::: Selected text

Why DS3 (motivation and background)

Industrial agile frameworks (Scrum [3], Kanban [4]) and the data-science-tailored Data-Driven Scrum (DDS) [1, 2] all assume conditions that an academic capstone violates:

  • A single empowered product owner with continuous availability.
  • A co-located cross-functional team working full time on one product.
  • Capability-based iterations that finish whenever the next experiment finishes.
  • A surrounding organization that supplies stakeholders, sponsors, and end users.

A graduate data science capstone has none of those. Instead it has a fixed weekly meeting, hard milestone deadlines, instructor approval gates, and students who are simultaneously workers on their own project and outside voices on someone else’s. The closest analog in higher education is the design studio in architecture and the visual arts: many parallel projects, periodic public critiques, and a teaching artist who facilitates rather than commissions [11, 12].

DS3 is the result of asking, what would DDS look like if it accepted the studio as its host environment, instead of an industrial product team?

Goals:

  1. Give students genuine, transferable experience with industry-proven processes (Scrum, Kanban, Lean, Lean Startup, DDS, CRISP-DM, Lean Inception, Liftoff).
  2. Make the process actually executable inside one class block, every week, without out-of-class coordination overhead.
  3. Produce a repeatable instructor playbook so the framework can be picked up by another instructor next term with no custom code or special licensing.
  4. Preserve the empirical, hypothesis-driven character of DDS so capstone work stays honest about what the data did and did not support.

Non-goals. DS3 is not a scaling framework. It does not replace milestone rubrics, grading, or submissions.

Foundations

DS3 is composed from established ideas. Each foundation contributes a specific element.

::::::
::: Records to use

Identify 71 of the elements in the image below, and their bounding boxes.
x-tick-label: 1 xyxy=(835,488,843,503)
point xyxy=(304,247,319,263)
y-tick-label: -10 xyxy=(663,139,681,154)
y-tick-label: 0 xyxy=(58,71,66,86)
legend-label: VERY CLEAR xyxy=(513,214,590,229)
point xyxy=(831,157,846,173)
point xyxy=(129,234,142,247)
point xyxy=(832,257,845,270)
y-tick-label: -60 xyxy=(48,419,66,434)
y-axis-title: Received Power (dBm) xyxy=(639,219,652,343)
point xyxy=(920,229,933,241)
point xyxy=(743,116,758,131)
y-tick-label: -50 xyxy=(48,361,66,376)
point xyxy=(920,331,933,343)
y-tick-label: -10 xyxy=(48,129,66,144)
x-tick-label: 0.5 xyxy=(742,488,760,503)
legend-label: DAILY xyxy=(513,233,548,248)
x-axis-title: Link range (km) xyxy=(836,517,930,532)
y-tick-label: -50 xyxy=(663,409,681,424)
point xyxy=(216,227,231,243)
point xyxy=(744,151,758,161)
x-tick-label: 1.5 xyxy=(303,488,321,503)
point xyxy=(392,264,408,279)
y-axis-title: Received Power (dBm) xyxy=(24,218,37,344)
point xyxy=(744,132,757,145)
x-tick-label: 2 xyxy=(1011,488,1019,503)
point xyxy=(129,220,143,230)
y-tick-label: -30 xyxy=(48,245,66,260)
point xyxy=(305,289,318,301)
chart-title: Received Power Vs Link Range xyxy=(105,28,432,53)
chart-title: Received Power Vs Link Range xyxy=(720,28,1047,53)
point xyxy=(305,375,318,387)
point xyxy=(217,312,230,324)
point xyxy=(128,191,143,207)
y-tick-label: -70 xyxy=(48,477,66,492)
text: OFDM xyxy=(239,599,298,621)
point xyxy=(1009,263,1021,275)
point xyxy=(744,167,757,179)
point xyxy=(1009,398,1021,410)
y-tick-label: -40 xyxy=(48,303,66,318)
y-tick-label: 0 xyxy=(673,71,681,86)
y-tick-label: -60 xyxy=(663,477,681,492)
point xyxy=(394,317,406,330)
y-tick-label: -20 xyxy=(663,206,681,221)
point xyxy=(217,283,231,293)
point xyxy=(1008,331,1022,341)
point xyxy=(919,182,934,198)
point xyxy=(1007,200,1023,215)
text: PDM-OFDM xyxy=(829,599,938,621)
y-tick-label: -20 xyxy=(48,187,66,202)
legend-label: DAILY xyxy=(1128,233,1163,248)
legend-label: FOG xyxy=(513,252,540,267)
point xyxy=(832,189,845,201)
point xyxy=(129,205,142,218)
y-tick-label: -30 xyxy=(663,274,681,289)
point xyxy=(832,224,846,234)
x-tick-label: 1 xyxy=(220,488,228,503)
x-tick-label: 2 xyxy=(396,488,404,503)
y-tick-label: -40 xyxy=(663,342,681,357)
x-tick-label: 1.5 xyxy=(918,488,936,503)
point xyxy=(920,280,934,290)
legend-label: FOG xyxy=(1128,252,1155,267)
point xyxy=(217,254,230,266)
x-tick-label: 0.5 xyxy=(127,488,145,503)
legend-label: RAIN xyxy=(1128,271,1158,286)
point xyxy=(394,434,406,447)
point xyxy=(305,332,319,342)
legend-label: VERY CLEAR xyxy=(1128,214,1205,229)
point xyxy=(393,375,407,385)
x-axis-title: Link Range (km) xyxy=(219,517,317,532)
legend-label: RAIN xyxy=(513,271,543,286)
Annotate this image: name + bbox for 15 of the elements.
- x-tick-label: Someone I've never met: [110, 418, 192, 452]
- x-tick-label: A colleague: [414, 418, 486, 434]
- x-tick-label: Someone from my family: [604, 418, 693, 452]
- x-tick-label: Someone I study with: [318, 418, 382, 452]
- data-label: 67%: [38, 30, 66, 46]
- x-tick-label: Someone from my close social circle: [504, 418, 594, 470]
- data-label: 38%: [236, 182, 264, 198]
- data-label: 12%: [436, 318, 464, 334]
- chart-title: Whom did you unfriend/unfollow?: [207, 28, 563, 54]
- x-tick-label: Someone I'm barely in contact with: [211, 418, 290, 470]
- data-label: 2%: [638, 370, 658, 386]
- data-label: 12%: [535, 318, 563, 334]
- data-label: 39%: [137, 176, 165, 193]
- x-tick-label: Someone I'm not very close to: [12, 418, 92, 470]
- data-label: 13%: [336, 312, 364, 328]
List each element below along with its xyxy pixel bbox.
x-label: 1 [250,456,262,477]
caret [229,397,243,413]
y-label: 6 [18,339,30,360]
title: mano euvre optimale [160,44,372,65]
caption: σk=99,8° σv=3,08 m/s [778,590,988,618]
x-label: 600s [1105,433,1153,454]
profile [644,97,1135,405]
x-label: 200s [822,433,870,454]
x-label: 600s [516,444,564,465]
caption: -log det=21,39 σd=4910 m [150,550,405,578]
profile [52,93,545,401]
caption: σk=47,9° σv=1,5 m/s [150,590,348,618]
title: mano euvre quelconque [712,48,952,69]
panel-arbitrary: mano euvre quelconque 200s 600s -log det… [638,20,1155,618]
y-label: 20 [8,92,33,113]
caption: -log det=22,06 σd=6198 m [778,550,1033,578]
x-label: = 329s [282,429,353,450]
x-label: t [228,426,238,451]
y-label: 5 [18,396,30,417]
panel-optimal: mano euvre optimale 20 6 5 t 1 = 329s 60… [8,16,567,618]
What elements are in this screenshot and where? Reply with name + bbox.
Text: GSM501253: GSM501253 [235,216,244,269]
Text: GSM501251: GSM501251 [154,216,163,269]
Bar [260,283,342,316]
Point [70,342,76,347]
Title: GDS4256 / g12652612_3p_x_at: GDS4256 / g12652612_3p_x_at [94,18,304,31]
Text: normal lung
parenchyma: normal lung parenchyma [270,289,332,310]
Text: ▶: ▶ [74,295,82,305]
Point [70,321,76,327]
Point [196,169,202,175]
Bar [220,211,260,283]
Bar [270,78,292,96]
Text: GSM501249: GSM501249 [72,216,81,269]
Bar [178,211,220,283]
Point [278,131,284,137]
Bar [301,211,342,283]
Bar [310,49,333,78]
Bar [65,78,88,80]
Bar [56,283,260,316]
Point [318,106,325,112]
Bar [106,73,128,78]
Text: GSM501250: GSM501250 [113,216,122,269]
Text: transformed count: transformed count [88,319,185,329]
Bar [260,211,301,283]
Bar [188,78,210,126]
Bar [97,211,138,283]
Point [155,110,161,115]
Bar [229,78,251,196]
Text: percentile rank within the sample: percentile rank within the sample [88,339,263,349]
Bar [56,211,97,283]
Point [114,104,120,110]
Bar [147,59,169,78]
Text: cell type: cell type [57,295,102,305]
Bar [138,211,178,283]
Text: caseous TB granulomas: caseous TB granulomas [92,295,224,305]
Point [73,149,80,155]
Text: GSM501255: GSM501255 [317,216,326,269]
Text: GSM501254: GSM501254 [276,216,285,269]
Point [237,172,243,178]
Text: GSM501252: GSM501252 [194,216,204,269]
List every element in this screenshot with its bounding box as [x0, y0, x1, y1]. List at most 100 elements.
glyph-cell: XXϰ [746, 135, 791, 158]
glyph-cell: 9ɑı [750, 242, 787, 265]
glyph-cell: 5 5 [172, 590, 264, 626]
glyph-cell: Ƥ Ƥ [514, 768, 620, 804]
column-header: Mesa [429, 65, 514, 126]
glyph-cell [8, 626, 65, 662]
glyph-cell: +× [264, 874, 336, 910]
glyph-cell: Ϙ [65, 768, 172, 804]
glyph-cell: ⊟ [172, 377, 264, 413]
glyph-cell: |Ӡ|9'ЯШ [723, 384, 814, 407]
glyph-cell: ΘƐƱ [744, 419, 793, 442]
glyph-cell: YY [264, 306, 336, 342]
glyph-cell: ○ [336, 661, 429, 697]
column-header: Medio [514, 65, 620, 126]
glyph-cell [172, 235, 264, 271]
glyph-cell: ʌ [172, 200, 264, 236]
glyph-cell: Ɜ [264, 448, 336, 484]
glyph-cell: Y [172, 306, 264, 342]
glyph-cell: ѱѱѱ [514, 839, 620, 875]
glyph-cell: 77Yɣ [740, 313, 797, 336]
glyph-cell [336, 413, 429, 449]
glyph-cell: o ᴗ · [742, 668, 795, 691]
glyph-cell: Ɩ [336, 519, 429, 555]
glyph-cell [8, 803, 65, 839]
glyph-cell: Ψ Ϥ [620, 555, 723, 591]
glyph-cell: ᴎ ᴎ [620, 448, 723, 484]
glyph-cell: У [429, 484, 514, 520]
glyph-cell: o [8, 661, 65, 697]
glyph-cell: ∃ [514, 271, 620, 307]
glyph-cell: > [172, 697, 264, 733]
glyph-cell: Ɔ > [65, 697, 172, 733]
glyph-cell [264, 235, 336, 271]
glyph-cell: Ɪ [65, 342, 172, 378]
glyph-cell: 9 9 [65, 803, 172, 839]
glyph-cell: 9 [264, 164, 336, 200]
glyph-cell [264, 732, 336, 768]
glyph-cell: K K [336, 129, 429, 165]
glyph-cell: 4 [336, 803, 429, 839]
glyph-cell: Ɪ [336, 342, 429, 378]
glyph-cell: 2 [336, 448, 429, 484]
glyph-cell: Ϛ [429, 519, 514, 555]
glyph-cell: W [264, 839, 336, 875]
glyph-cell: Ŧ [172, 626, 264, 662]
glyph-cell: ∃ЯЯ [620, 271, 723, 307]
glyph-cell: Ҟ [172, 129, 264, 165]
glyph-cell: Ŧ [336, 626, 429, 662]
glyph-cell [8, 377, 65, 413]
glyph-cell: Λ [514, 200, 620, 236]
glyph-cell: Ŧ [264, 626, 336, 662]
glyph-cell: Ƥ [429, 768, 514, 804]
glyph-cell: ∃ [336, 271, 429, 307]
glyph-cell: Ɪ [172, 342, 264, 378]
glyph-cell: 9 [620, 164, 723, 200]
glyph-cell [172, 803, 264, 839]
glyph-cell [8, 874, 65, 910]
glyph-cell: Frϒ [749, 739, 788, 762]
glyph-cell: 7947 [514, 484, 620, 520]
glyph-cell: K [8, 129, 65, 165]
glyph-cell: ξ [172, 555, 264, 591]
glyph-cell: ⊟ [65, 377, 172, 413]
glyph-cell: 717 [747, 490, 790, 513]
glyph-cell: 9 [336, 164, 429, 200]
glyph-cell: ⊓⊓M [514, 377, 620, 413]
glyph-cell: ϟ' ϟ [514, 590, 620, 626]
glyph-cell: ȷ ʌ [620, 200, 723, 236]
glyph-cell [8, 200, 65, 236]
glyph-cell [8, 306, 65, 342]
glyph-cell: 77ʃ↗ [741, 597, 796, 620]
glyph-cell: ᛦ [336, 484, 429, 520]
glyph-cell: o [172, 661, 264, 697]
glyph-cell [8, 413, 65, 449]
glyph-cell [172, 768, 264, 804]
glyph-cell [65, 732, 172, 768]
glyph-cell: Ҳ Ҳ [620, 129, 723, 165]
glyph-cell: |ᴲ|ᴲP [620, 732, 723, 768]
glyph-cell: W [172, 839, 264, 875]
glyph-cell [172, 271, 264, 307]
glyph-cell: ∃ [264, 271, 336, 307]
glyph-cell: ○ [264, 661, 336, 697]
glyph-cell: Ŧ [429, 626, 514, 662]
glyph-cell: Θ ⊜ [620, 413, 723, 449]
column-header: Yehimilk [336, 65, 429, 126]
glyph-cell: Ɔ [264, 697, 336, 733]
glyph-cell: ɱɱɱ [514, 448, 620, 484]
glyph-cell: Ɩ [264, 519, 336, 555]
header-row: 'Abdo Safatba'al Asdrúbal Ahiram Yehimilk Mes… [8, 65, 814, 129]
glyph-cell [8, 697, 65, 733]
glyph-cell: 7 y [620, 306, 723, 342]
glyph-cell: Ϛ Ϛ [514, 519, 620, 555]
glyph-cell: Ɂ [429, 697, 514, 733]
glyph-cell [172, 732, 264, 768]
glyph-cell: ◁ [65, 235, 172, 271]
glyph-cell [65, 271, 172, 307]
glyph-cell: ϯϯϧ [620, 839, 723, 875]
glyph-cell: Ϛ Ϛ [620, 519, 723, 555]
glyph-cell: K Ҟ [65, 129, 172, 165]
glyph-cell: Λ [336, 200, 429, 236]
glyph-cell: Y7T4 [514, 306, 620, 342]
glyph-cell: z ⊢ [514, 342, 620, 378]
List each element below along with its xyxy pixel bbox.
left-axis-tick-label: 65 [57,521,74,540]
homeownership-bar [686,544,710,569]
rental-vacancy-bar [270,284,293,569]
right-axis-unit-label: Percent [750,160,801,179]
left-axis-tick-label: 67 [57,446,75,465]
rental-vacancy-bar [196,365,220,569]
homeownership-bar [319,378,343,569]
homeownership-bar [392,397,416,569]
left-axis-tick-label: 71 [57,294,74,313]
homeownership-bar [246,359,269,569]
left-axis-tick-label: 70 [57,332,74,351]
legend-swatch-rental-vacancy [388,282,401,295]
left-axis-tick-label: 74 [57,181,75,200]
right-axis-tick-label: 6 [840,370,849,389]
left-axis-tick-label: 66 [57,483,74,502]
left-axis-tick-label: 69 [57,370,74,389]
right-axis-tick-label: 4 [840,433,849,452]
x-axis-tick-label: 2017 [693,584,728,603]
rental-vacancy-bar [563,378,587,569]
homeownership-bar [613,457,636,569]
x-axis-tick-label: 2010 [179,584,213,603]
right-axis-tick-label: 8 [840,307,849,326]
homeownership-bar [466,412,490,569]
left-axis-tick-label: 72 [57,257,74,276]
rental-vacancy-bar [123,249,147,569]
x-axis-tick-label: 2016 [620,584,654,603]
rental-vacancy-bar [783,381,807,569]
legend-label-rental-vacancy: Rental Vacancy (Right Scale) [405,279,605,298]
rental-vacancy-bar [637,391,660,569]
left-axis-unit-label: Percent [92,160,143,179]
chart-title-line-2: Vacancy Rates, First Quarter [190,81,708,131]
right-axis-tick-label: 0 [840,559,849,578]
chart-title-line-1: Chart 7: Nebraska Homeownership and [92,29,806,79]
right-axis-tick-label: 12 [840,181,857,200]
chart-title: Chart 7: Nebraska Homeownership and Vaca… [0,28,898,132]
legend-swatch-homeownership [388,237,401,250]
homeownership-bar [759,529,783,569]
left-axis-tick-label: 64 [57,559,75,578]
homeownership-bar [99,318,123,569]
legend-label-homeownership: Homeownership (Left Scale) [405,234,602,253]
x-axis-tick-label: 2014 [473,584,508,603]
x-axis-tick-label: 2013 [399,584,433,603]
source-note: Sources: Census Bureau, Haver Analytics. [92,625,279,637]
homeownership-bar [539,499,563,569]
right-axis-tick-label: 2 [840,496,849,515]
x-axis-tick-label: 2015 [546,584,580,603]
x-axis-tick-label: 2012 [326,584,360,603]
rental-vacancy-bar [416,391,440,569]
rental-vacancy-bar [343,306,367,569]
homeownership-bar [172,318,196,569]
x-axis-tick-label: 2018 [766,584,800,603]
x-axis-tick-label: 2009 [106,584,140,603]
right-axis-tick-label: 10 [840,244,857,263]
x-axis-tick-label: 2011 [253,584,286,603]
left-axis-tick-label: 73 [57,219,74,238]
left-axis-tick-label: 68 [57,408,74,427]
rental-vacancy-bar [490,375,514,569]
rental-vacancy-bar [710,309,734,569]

::::::

• Goals:
A. Repeat verbatim the stretch of the DS3 passage from "DS3 is the result" through "grading, or submissions.".
B. Report, copied in full, each line of the records that contains the string "bbox".

• Results by task:
A.
DS3 is the result of asking, what would DDS look like if it accepted the studio as its host environment, instead of an industrial product team?

Goals:

  1. Give students genuine, transferable experience with industry-proven processes (Scrum, Kanban, Lean, Lean Startup, DDS, CRISP-DM, Lean Inception, Liftoff).
  2. Make the process actually executable inside one class block, every week, without out-of-class coordination overhead.
  3. Produce a repeatable instructor playbook so the framework can be picked up by another instructor next term with no custom code or special licensing.
  4. Preserve the empirical, hypothesis-driven character of DDS so capstone work stays honest about what the data did and did not support.

Non-goals. DS3 is not a scaling framework. It does not replace milestone rubrics, grading, or submissions.

B.
Annotate this image: name + bbox for 15 of the elements.
List each element below along with its xyxy pixel bbox.
What elements are in this screenshot and where? Reply with name + bbox.
List each element below along with its xyxy pixel bbox.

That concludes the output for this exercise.